WHAT YOU WILL DO: Go through the lines below. Copy those with "werden".

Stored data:
"""

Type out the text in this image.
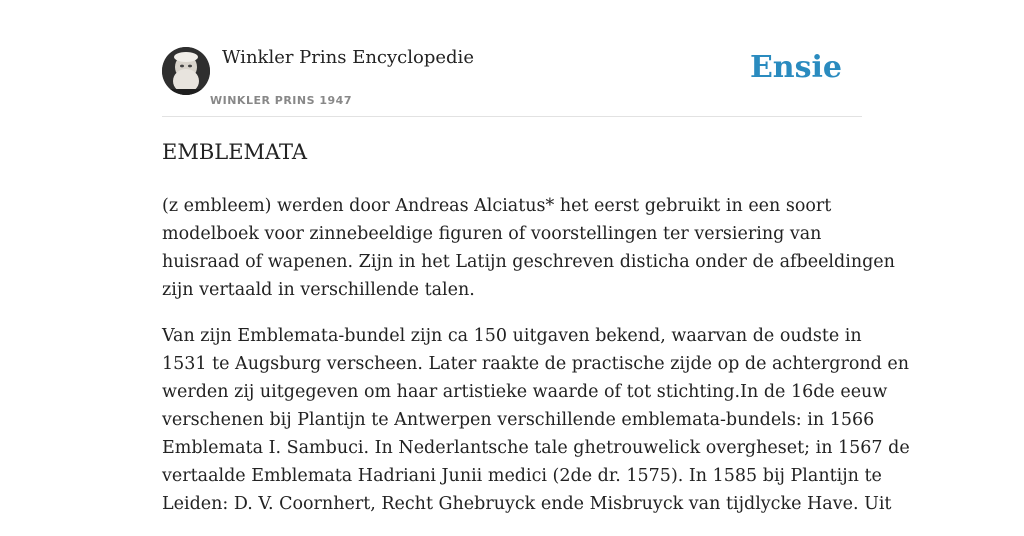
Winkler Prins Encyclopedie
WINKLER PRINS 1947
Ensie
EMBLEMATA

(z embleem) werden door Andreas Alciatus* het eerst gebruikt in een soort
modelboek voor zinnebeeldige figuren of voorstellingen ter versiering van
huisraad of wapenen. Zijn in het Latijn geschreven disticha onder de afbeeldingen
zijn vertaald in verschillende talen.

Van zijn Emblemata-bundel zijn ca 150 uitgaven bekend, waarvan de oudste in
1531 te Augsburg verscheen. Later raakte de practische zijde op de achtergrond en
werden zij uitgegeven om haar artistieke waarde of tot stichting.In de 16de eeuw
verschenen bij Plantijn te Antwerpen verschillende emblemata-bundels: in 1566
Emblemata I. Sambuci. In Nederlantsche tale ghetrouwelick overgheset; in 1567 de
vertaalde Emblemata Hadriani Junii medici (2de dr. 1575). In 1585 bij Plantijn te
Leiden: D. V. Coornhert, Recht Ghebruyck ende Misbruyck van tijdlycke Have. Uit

"""
"""

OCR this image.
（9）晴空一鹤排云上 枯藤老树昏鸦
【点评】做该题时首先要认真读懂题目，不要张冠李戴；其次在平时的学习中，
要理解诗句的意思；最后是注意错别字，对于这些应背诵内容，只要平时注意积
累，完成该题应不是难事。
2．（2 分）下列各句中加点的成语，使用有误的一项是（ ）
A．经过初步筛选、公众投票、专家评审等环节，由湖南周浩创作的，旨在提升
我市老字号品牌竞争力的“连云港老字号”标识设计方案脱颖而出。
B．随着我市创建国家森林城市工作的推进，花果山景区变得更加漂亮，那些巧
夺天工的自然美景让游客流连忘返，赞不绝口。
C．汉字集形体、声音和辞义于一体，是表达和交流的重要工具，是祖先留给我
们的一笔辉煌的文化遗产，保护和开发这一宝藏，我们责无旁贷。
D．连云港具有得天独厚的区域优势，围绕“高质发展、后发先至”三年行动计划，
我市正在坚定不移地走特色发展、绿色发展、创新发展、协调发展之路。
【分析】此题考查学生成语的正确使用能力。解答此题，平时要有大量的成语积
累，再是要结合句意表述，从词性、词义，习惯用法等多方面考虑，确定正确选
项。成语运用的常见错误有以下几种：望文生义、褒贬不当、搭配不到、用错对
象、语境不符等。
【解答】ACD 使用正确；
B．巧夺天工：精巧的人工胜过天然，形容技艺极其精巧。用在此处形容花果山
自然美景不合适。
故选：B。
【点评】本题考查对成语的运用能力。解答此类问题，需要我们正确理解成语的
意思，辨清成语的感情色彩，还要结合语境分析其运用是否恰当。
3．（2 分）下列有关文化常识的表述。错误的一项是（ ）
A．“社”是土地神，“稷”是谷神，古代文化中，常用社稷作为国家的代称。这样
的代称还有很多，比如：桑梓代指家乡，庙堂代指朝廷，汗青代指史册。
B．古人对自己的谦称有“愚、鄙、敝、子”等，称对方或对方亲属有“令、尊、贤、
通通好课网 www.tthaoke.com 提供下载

"""
"""

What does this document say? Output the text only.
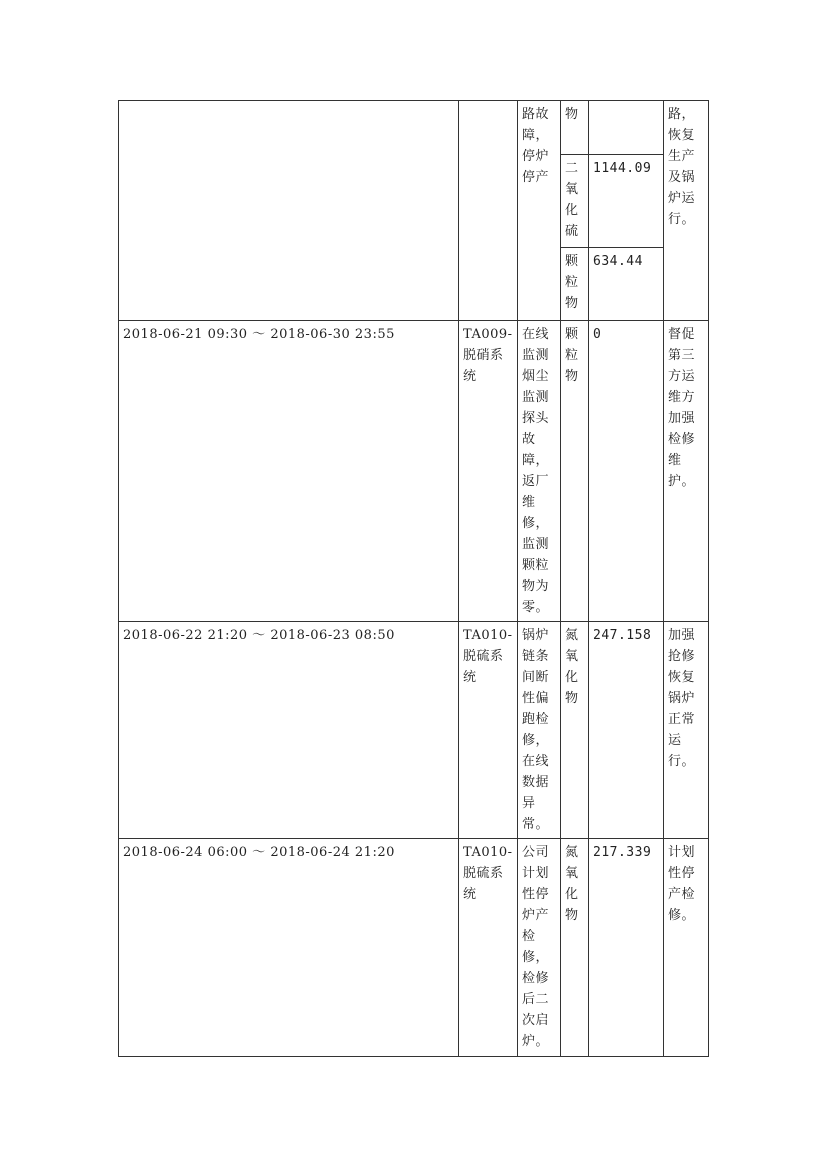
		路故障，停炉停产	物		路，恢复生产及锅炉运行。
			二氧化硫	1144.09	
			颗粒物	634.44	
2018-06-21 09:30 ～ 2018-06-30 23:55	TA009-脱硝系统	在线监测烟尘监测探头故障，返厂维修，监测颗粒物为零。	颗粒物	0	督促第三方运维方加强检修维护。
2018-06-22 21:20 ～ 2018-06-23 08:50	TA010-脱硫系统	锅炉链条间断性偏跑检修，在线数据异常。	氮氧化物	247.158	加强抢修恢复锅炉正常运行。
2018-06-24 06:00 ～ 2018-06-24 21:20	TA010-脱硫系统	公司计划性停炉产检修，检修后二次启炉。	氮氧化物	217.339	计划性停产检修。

"""

SOLUTION BELOW:
(z embleem) werden door Andreas Alciatus* het eerst gebruikt in een soort
werden zij uitgegeven om haar artistieke waarde of tot stichting.In de 16de eeuw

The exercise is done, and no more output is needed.